*** Excerpted data

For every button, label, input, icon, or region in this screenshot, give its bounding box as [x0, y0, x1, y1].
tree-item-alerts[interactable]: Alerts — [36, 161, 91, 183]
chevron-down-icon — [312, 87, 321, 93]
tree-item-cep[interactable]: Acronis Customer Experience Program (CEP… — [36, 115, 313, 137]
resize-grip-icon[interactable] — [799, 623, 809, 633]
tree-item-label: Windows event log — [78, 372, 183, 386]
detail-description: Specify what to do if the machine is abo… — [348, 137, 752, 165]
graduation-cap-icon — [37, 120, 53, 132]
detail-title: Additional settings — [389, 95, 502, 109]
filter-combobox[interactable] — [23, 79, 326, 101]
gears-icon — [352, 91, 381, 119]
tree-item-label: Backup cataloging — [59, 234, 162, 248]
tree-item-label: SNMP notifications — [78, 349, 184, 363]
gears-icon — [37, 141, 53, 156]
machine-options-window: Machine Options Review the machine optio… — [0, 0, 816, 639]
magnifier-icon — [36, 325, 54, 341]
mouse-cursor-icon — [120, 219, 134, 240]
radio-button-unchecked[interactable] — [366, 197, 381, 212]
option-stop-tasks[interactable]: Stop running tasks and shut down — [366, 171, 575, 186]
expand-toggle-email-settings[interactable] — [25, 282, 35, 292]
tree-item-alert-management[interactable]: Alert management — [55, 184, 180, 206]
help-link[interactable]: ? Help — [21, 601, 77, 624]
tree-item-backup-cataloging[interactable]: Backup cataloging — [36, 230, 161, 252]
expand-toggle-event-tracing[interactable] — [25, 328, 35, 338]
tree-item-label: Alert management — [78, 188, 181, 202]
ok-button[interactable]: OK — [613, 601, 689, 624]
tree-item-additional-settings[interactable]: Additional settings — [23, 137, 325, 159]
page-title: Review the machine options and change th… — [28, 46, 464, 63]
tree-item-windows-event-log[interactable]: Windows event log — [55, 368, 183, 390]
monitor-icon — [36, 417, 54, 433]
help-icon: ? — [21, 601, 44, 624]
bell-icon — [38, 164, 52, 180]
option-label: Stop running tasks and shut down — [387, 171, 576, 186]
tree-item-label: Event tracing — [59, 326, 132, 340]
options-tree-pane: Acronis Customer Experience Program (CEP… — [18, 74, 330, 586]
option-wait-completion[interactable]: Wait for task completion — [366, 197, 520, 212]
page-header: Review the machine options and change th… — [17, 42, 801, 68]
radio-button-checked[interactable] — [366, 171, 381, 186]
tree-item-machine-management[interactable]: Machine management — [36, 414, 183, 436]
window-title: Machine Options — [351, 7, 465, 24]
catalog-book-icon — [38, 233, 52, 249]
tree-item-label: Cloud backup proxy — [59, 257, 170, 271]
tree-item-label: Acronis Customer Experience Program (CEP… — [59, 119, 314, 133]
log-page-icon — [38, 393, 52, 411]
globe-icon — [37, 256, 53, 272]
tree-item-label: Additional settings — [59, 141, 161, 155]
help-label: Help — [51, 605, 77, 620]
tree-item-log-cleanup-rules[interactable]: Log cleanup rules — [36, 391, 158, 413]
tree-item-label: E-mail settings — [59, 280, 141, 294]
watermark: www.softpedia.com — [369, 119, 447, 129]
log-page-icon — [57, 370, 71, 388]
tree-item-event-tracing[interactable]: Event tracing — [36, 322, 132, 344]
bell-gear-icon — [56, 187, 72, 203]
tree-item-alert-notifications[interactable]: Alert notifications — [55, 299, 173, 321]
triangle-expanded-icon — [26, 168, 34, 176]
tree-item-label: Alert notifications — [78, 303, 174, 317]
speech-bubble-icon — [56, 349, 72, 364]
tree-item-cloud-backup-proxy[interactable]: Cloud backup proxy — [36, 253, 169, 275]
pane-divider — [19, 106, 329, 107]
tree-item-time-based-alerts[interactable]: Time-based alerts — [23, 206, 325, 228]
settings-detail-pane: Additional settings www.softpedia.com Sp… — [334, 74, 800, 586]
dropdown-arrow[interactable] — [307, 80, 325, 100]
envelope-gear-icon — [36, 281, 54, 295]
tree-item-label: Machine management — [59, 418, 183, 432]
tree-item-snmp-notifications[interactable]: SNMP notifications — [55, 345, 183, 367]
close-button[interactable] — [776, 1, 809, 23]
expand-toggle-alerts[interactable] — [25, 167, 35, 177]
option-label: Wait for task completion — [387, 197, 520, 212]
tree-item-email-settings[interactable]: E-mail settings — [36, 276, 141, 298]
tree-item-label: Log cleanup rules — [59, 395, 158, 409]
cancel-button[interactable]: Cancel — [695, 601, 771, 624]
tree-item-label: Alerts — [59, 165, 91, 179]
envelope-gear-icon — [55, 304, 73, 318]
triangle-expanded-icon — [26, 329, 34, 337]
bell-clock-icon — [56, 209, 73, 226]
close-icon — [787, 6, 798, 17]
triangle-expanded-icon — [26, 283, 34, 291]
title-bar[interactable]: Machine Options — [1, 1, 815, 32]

******

Copy every line above without changing anything.

Final answer —
For every button, label, input, icon, or region in this screenshot, give its bounding box as [x0, y0, x1, y1].
tree-item-alerts[interactable]: Alerts — [36, 161, 91, 183]
chevron-down-icon — [312, 87, 321, 93]
tree-item-cep[interactable]: Acronis Customer Experience Program (CEP… — [36, 115, 313, 137]
resize-grip-icon[interactable] — [799, 623, 809, 633]
tree-item-label: Windows event log — [78, 372, 183, 386]
detail-description: Specify what to do if the machine is abo… — [348, 137, 752, 165]
graduation-cap-icon — [37, 120, 53, 132]
detail-title: Additional settings — [389, 95, 502, 109]
filter-combobox[interactable] — [23, 79, 326, 101]
gears-icon — [352, 91, 381, 119]
tree-item-label: Backup cataloging — [59, 234, 162, 248]
tree-item-label: SNMP notifications — [78, 349, 184, 363]
gears-icon — [37, 141, 53, 156]
machine-options-window: Machine Options Review the machine optio… — [0, 0, 816, 639]
magnifier-icon — [36, 325, 54, 341]
mouse-cursor-icon — [120, 219, 134, 240]
radio-button-unchecked[interactable] — [366, 197, 381, 212]
option-stop-tasks[interactable]: Stop running tasks and shut down — [366, 171, 575, 186]
expand-toggle-email-settings[interactable] — [25, 282, 35, 292]
tree-item-alert-management[interactable]: Alert management — [55, 184, 180, 206]
help-link[interactable]: ? Help — [21, 601, 77, 624]
tree-item-backup-cataloging[interactable]: Backup cataloging — [36, 230, 161, 252]
expand-toggle-event-tracing[interactable] — [25, 328, 35, 338]
tree-item-label: Alert management — [78, 188, 181, 202]
ok-button[interactable]: OK — [613, 601, 689, 624]
tree-item-additional-settings[interactable]: Additional settings — [23, 137, 325, 159]
page-title: Review the machine options and change th… — [28, 46, 464, 63]
tree-item-windows-event-log[interactable]: Windows event log — [55, 368, 183, 390]
monitor-icon — [36, 417, 54, 433]
help-icon: ? — [21, 601, 44, 624]
bell-icon — [38, 164, 52, 180]
option-label: Stop running tasks and shut down — [387, 171, 576, 186]
tree-item-label: Event tracing — [59, 326, 132, 340]
options-tree-pane: Acronis Customer Experience Program (CEP… — [18, 74, 330, 586]
option-wait-completion[interactable]: Wait for task completion — [366, 197, 520, 212]
page-header: Review the machine options and change th… — [17, 42, 801, 68]
radio-button-checked[interactable] — [366, 171, 381, 186]
tree-item-machine-management[interactable]: Machine management — [36, 414, 183, 436]
window-title: Machine Options — [351, 7, 465, 24]
catalog-book-icon — [38, 233, 52, 249]
tree-item-label: Cloud backup proxy — [59, 257, 170, 271]
tree-item-label: Acronis Customer Experience Program (CEP… — [59, 119, 314, 133]
log-page-icon — [38, 393, 52, 411]
globe-icon — [37, 256, 53, 272]
tree-item-label: Additional settings — [59, 141, 161, 155]
help-label: Help — [51, 605, 77, 620]
tree-item-log-cleanup-rules[interactable]: Log cleanup rules — [36, 391, 158, 413]
tree-item-label: E-mail settings — [59, 280, 141, 294]
watermark: www.softpedia.com — [369, 119, 447, 129]
log-page-icon — [57, 370, 71, 388]
tree-item-event-tracing[interactable]: Event tracing — [36, 322, 132, 344]
bell-gear-icon — [56, 187, 72, 203]
tree-item-alert-notifications[interactable]: Alert notifications — [55, 299, 173, 321]
triangle-expanded-icon — [26, 168, 34, 176]
tree-item-label: Alert notifications — [78, 303, 174, 317]
speech-bubble-icon — [56, 349, 72, 364]
tree-item-cloud-backup-proxy[interactable]: Cloud backup proxy — [36, 253, 169, 275]
pane-divider — [19, 106, 329, 107]
tree-item-time-based-alerts[interactable]: Time-based alerts — [23, 206, 325, 228]
settings-detail-pane: Additional settings www.softpedia.com Sp… — [334, 74, 800, 586]
dropdown-arrow[interactable] — [307, 80, 325, 100]
envelope-gear-icon — [36, 281, 54, 295]
tree-item-label: Machine management — [59, 418, 183, 432]
tree-item-snmp-notifications[interactable]: SNMP notifications — [55, 345, 183, 367]
close-button[interactable] — [776, 1, 809, 23]
expand-toggle-alerts[interactable] — [25, 167, 35, 177]
option-label: Wait for task completion — [387, 197, 520, 212]
tree-item-email-settings[interactable]: E-mail settings — [36, 276, 141, 298]
tree-item-label: Log cleanup rules — [59, 395, 158, 409]
cancel-button[interactable]: Cancel — [695, 601, 771, 624]
tree-item-label: Alerts — [59, 165, 91, 179]
envelope-gear-icon — [55, 304, 73, 318]
triangle-expanded-icon — [26, 329, 34, 337]
bell-clock-icon — [56, 209, 73, 226]
close-icon — [787, 6, 798, 17]
triangle-expanded-icon — [26, 283, 34, 291]
title-bar[interactable]: Machine Options — [1, 1, 815, 32]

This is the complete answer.